──────── DATA IN THIS EXERCISE

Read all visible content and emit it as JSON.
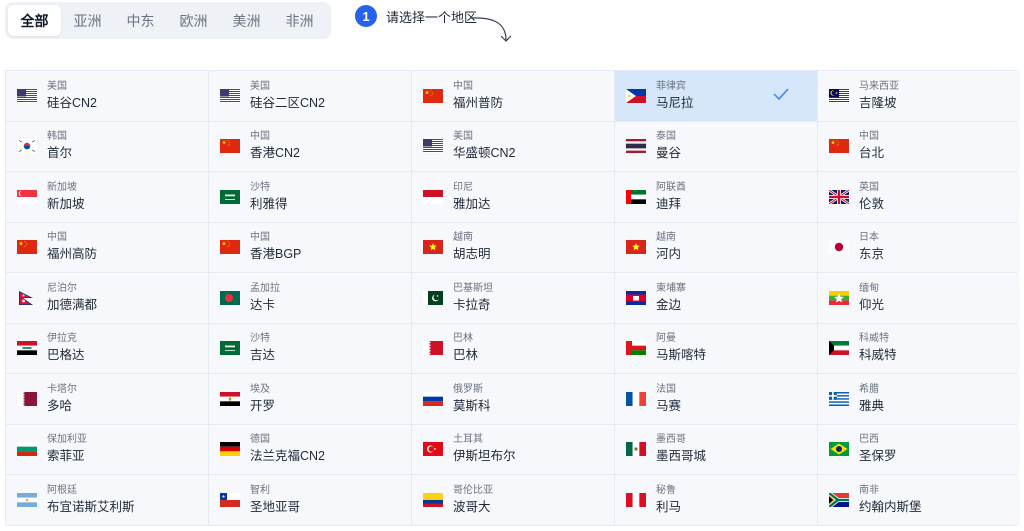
{
  "tabs": [
    {
      "label": "全部",
      "active": true
    },
    {
      "label": "亚洲",
      "active": false
    },
    {
      "label": "中东",
      "active": false
    },
    {
      "label": "欧洲",
      "active": false
    },
    {
      "label": "美洲",
      "active": false
    },
    {
      "label": "非洲",
      "active": false
    }
  ],
  "step": {
    "number": "1",
    "text": "请选择一个地区"
  },
  "regions": [
    {
      "country": "美国",
      "city": "硅谷CN2",
      "flag": "us"
    },
    {
      "country": "美国",
      "city": "硅谷二区CN2",
      "flag": "us"
    },
    {
      "country": "中国",
      "city": "福州普防",
      "flag": "cn"
    },
    {
      "country": "菲律宾",
      "city": "马尼拉",
      "flag": "ph",
      "selected": true
    },
    {
      "country": "马来西亚",
      "city": "吉隆坡",
      "flag": "my"
    },
    {
      "country": "韩国",
      "city": "首尔",
      "flag": "kr"
    },
    {
      "country": "中国",
      "city": "香港CN2",
      "flag": "cn"
    },
    {
      "country": "美国",
      "city": "华盛顿CN2",
      "flag": "us"
    },
    {
      "country": "泰国",
      "city": "曼谷",
      "flag": "th"
    },
    {
      "country": "中国",
      "city": "台北",
      "flag": "cn"
    },
    {
      "country": "新加坡",
      "city": "新加坡",
      "flag": "sg"
    },
    {
      "country": "沙特",
      "city": "利雅得",
      "flag": "sa"
    },
    {
      "country": "印尼",
      "city": "雅加达",
      "flag": "id"
    },
    {
      "country": "阿联酋",
      "city": "迪拜",
      "flag": "ae"
    },
    {
      "country": "英国",
      "city": "伦敦",
      "flag": "gb"
    },
    {
      "country": "中国",
      "city": "福州高防",
      "flag": "cn"
    },
    {
      "country": "中国",
      "city": "香港BGP",
      "flag": "cn"
    },
    {
      "country": "越南",
      "city": "胡志明",
      "flag": "vn"
    },
    {
      "country": "越南",
      "city": "河内",
      "flag": "vn"
    },
    {
      "country": "日本",
      "city": "东京",
      "flag": "jp"
    },
    {
      "country": "尼泊尔",
      "city": "加德满都",
      "flag": "np"
    },
    {
      "country": "孟加拉",
      "city": "达卡",
      "flag": "bd"
    },
    {
      "country": "巴基斯坦",
      "city": "卡拉奇",
      "flag": "pk"
    },
    {
      "country": "柬埔寨",
      "city": "金边",
      "flag": "kh"
    },
    {
      "country": "缅甸",
      "city": "仰光",
      "flag": "mm"
    },
    {
      "country": "伊拉克",
      "city": "巴格达",
      "flag": "iq"
    },
    {
      "country": "沙特",
      "city": "吉达",
      "flag": "sa"
    },
    {
      "country": "巴林",
      "city": "巴林",
      "flag": "bh"
    },
    {
      "country": "阿曼",
      "city": "马斯喀特",
      "flag": "om"
    },
    {
      "country": "科威特",
      "city": "科威特",
      "flag": "kw"
    },
    {
      "country": "卡塔尔",
      "city": "多哈",
      "flag": "qa"
    },
    {
      "country": "埃及",
      "city": "开罗",
      "flag": "eg"
    },
    {
      "country": "俄罗斯",
      "city": "莫斯科",
      "flag": "ru"
    },
    {
      "country": "法国",
      "city": "马赛",
      "flag": "fr"
    },
    {
      "country": "希腊",
      "city": "雅典",
      "flag": "gr"
    },
    {
      "country": "保加利亚",
      "city": "索菲亚",
      "flag": "bg"
    },
    {
      "country": "德国",
      "city": "法兰克福CN2",
      "flag": "de"
    },
    {
      "country": "土耳其",
      "city": "伊斯坦布尔",
      "flag": "tr"
    },
    {
      "country": "墨西哥",
      "city": "墨西哥城",
      "flag": "mx"
    },
    {
      "country": "巴西",
      "city": "圣保罗",
      "flag": "br"
    },
    {
      "country": "阿根廷",
      "city": "布宜诺斯艾利斯",
      "flag": "ar"
    },
    {
      "country": "智利",
      "city": "圣地亚哥",
      "flag": "cl"
    },
    {
      "country": "哥伦比亚",
      "city": "波哥大",
      "flag": "co"
    },
    {
      "country": "秘鲁",
      "city": "利马",
      "flag": "pe"
    },
    {
      "country": "南非",
      "city": "约翰内斯堡",
      "flag": "za"
    }
  ]
}
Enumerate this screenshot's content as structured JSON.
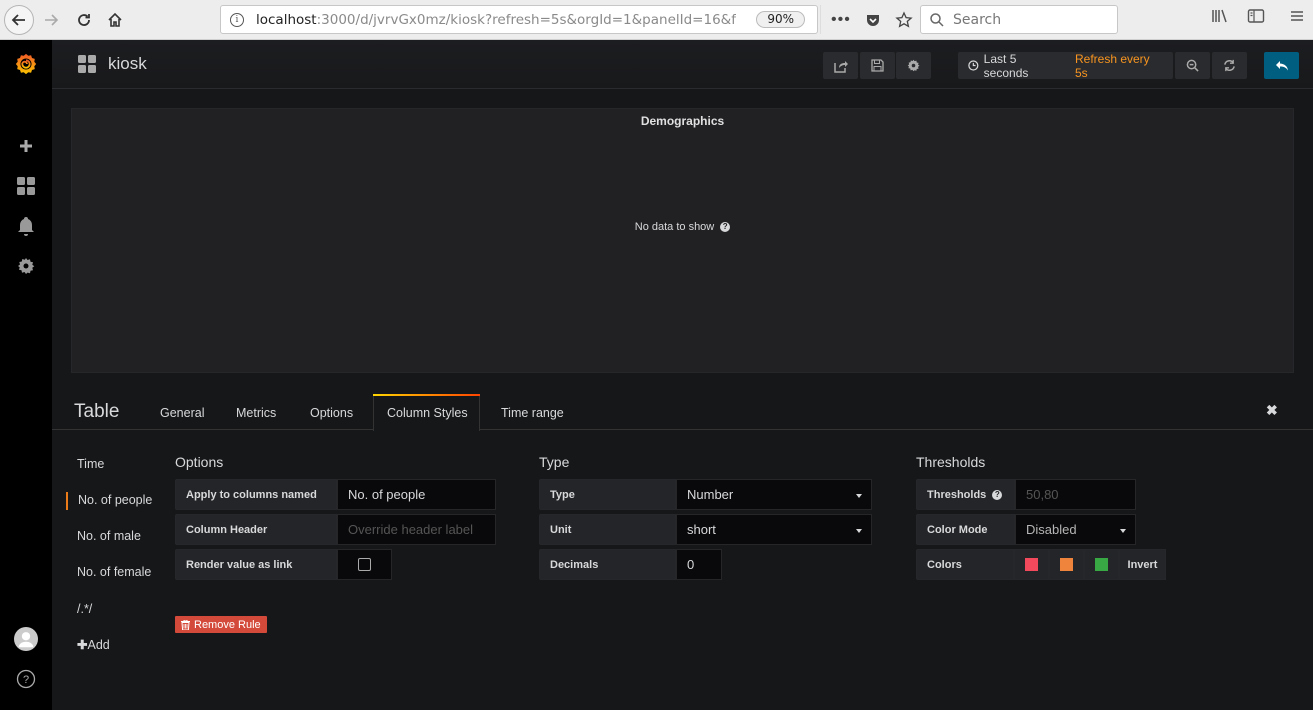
{
  "browser": {
    "url_host": "localhost",
    "url_rest": ":3000/d/jvrvGx0mz/kiosk?refresh=5s&orgId=1&panelId=16&f",
    "zoom_level": "90%",
    "search_placeholder": "Search"
  },
  "sidebar": {
    "items": [
      {
        "name": "grafana-logo",
        "icon": "grafana-logo"
      },
      {
        "name": "create",
        "icon": "plus-icon"
      },
      {
        "name": "dashboards",
        "icon": "apps-icon"
      },
      {
        "name": "alerting",
        "icon": "bell-icon"
      },
      {
        "name": "configuration",
        "icon": "gear-icon"
      },
      {
        "name": "profile",
        "icon": "avatar-icon"
      },
      {
        "name": "help",
        "icon": "question-circle-icon"
      }
    ]
  },
  "navbar": {
    "dashboard_title": "kiosk",
    "time_range": "Last 5 seconds",
    "refresh": "Refresh every 5s",
    "buttons": [
      "share-icon",
      "save-icon",
      "settings-icon",
      "zoom-out-icon",
      "refresh-icon",
      "back-to-dashboard-icon"
    ]
  },
  "panel": {
    "title": "Demographics",
    "no_data": "No data to show"
  },
  "editor": {
    "title": "Table",
    "tabs": [
      {
        "label": "General"
      },
      {
        "label": "Metrics"
      },
      {
        "label": "Options"
      },
      {
        "label": "Column Styles",
        "active": true
      },
      {
        "label": "Time range"
      }
    ],
    "column_list": [
      {
        "label": "Time"
      },
      {
        "label": "No. of people",
        "active": true
      },
      {
        "label": "No. of male"
      },
      {
        "label": "No. of female"
      },
      {
        "label": "/.*/"
      }
    ],
    "add_label": "Add",
    "remove_rule_label": "Remove Rule",
    "options": {
      "title": "Options",
      "apply_label": "Apply to columns named",
      "apply_value": "No.  of people",
      "header_label": "Column Header",
      "header_placeholder": "Override header label",
      "link_label": "Render value as link",
      "link_checked": false
    },
    "type": {
      "title": "Type",
      "type_label": "Type",
      "type_value": "Number",
      "unit_label": "Unit",
      "unit_value": "short",
      "decimals_label": "Decimals",
      "decimals_value": "0"
    },
    "thresholds": {
      "title": "Thresholds",
      "thresholds_label": "Thresholds",
      "thresholds_placeholder": "50,80",
      "color_mode_label": "Color Mode",
      "color_mode_value": "Disabled",
      "colors_label": "Colors",
      "colors": [
        "#f2495c",
        "#ef843c",
        "#37a843"
      ],
      "invert_label": "Invert"
    }
  },
  "colors": {
    "accent_orange": "#f79520",
    "primary_blue": "#005f81",
    "danger_red": "#d44a3a"
  }
}
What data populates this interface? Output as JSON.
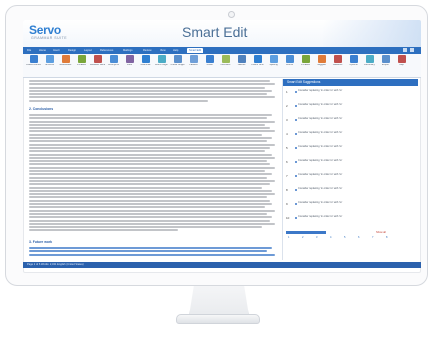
{
  "app": {
    "logo_text": "Servo",
    "logo_subtitle": "GRAMMAR SUITE",
    "title": "Smart Edit"
  },
  "tabs": [
    "File",
    "Home",
    "Insert",
    "Design",
    "Layout",
    "References",
    "Mailings",
    "Review",
    "View",
    "Help",
    "Smart Edit"
  ],
  "ribbon": {
    "buttons": [
      "Check Document",
      "Shortcut",
      "Redundant",
      "Phrases",
      "Misused Words",
      "Acronyms",
      "Lists",
      "Grammar",
      "Word Origin",
      "Check Single",
      "Passive",
      "Tense",
      "Numbers",
      "Names",
      "Check Term",
      "Spelling",
      "Words",
      "Phrases",
      "Suggest",
      "Statistics",
      "Options",
      "Dictionary",
      "Export",
      "Help"
    ]
  },
  "document": {
    "heading_1": "2. Conclusions",
    "heading_2": "3. Future work"
  },
  "panel": {
    "title": "Smart Edit Suggestions",
    "suggestions": [
      {
        "num": "1",
        "text": "Consider replacing 'in order to' with 'to'"
      },
      {
        "num": "2",
        "text": "Consider replacing 'in order to' with 'to'"
      },
      {
        "num": "3",
        "text": "Consider replacing 'in order to' with 'to'"
      },
      {
        "num": "4",
        "text": "Consider replacing 'in order to' with 'to'"
      },
      {
        "num": "5",
        "text": "Consider replacing 'in order to' with 'to'"
      },
      {
        "num": "6",
        "text": "Consider replacing 'in order to' with 'to'"
      },
      {
        "num": "7",
        "text": "Consider replacing 'in order to' with 'to'"
      },
      {
        "num": "8",
        "text": "Consider replacing 'in order to' with 'to'"
      },
      {
        "num": "9",
        "text": "Consider replacing 'in order to' with 'to'"
      },
      {
        "num": "10",
        "text": "Consider replacing 'in order to' with 'to'"
      }
    ],
    "pager_pages": [
      "1",
      "2",
      "3",
      "4",
      "5",
      "6",
      "7",
      "8"
    ],
    "pager_link": "Show all"
  },
  "status": {
    "text": "Page 1 of 6   Words: 2,341   English (United States)"
  },
  "colors": {
    "accent": "#2d6fbf",
    "title": "#4a6f96",
    "logo": "#2f7fd1"
  }
}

────────────────

- **TASK DIRECTIONS**
Where a line in the entries holds the word "people", copy that line.

- **CORRECT RESPONSE**
        "label": "No. of people",
      "apply_value": "No.  of people",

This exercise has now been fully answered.